§ **DATA EXTRACT**:
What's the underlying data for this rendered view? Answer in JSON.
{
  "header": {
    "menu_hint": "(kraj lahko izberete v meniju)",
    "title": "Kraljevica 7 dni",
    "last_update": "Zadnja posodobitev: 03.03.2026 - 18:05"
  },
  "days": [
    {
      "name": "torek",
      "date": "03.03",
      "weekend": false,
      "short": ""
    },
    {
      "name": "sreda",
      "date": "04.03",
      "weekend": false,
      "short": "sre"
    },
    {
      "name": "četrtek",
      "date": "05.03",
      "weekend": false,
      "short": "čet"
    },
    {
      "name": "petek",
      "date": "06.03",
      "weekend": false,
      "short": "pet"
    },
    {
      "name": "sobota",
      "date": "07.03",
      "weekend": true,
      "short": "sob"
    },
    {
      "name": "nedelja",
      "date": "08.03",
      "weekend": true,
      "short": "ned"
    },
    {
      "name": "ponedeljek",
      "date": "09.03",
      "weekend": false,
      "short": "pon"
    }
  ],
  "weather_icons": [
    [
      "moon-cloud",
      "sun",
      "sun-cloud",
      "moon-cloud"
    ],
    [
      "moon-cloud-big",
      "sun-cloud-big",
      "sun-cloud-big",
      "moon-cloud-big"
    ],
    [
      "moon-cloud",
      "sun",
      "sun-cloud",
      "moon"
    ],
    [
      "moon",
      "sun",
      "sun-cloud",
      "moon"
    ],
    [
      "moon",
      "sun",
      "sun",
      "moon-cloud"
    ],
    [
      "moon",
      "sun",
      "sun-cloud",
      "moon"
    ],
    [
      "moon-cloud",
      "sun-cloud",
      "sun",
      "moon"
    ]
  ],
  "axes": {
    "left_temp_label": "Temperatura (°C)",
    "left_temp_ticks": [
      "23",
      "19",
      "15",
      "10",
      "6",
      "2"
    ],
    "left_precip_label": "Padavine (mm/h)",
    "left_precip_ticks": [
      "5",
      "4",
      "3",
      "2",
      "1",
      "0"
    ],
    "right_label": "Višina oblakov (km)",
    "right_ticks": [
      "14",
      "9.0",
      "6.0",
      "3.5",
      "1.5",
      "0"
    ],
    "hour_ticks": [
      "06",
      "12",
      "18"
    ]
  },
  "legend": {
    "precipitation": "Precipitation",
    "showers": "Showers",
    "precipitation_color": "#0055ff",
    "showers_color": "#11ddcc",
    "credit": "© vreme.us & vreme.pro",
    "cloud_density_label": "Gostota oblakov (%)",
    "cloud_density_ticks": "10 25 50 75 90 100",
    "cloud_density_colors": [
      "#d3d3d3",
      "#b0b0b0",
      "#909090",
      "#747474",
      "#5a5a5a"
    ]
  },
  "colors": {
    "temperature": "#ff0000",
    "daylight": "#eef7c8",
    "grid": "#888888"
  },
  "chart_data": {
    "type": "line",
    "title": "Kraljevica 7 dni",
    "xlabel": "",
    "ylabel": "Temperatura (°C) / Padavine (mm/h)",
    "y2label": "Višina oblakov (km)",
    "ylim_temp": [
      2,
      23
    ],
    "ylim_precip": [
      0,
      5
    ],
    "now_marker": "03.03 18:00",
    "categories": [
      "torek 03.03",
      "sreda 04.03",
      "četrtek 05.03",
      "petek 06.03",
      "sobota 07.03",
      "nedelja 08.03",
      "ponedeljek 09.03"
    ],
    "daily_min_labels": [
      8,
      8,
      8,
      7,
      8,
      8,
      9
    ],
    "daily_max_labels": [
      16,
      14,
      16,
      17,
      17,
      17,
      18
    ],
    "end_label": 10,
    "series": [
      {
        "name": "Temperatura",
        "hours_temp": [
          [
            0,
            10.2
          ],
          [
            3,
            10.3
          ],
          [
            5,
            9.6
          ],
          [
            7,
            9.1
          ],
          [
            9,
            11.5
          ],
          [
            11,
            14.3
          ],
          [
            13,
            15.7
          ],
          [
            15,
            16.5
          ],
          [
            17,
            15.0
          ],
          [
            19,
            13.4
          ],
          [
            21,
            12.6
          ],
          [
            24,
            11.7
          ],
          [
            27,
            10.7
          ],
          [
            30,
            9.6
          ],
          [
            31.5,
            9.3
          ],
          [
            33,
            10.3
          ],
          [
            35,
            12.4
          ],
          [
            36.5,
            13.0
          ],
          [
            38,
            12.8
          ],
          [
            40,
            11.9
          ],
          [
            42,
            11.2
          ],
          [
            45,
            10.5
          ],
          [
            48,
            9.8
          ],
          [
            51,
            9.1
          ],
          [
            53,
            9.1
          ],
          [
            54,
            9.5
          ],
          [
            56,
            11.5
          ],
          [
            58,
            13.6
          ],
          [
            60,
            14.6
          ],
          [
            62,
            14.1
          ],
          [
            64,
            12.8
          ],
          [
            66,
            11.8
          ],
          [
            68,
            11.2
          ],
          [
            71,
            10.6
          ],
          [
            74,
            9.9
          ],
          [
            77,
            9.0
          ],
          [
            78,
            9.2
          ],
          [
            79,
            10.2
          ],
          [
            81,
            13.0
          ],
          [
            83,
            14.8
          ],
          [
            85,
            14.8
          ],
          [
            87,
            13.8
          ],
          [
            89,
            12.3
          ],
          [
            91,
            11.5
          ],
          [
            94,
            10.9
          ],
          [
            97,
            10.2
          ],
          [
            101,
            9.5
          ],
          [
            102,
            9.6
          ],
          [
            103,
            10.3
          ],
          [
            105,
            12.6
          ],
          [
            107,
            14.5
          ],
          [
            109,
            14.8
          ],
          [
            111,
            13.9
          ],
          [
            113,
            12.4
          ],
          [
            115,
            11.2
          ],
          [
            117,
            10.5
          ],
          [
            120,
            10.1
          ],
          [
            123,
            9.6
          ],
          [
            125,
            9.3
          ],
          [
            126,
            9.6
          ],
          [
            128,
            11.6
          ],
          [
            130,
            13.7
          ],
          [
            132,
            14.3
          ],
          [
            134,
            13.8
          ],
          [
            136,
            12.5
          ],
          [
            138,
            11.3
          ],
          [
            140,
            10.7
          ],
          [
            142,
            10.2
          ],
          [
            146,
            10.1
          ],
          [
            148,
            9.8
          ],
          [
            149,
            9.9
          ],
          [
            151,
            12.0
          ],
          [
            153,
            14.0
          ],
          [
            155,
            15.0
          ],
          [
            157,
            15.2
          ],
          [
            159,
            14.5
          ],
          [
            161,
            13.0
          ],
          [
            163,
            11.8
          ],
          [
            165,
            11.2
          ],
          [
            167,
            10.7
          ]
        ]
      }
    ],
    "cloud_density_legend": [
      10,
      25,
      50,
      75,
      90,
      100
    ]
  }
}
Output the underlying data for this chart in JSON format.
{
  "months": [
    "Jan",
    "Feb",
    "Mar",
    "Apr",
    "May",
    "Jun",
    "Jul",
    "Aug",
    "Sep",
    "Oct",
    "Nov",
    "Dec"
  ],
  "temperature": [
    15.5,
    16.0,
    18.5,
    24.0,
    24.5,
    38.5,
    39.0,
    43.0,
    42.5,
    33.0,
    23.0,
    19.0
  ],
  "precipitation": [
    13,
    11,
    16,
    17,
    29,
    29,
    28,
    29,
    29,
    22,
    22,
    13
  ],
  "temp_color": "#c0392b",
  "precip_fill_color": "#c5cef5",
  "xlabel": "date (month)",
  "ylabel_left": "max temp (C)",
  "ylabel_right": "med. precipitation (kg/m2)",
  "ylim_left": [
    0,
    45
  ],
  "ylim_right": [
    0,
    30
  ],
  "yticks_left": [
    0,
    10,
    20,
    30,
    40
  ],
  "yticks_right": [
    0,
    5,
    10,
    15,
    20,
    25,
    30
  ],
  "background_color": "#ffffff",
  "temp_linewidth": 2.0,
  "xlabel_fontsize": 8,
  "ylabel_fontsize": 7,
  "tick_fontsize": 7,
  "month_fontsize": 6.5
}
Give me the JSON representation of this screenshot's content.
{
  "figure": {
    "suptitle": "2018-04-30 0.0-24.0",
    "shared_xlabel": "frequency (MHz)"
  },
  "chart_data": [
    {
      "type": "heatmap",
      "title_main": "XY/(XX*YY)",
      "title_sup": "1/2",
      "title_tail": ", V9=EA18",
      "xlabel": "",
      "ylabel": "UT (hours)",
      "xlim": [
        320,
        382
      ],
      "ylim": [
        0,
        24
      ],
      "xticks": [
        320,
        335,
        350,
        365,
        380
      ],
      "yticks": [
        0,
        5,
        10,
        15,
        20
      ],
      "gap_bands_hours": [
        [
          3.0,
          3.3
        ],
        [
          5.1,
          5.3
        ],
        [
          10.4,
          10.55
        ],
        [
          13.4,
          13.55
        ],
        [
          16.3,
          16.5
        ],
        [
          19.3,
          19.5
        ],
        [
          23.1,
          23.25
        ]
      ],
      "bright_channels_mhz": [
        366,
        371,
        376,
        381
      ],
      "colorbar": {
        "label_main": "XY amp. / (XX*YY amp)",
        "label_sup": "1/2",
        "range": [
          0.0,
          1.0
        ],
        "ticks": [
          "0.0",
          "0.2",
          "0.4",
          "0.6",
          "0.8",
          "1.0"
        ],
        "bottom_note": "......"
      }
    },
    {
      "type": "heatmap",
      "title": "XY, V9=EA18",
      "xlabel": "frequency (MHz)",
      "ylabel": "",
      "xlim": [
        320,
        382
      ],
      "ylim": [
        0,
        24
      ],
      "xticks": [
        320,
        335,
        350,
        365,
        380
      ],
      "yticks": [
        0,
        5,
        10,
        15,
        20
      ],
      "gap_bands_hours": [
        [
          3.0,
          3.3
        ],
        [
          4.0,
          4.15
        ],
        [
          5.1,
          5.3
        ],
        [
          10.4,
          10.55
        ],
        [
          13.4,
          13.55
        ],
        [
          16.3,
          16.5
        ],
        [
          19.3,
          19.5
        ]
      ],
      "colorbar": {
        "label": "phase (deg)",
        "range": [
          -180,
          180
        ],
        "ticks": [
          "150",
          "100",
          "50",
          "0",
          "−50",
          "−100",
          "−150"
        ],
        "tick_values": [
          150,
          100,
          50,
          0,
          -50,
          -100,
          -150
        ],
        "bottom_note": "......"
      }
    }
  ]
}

§ **WHAT TO PRODUCE**:
Pick out the lines containing the word "short" and show them.

§ **EXERCISE SOLUTION**:
      "short": ""
      "short": "sre"
      "short": "čet"
      "short": "pet"
      "short": "sob"
      "short": "ned"
      "short": "pon"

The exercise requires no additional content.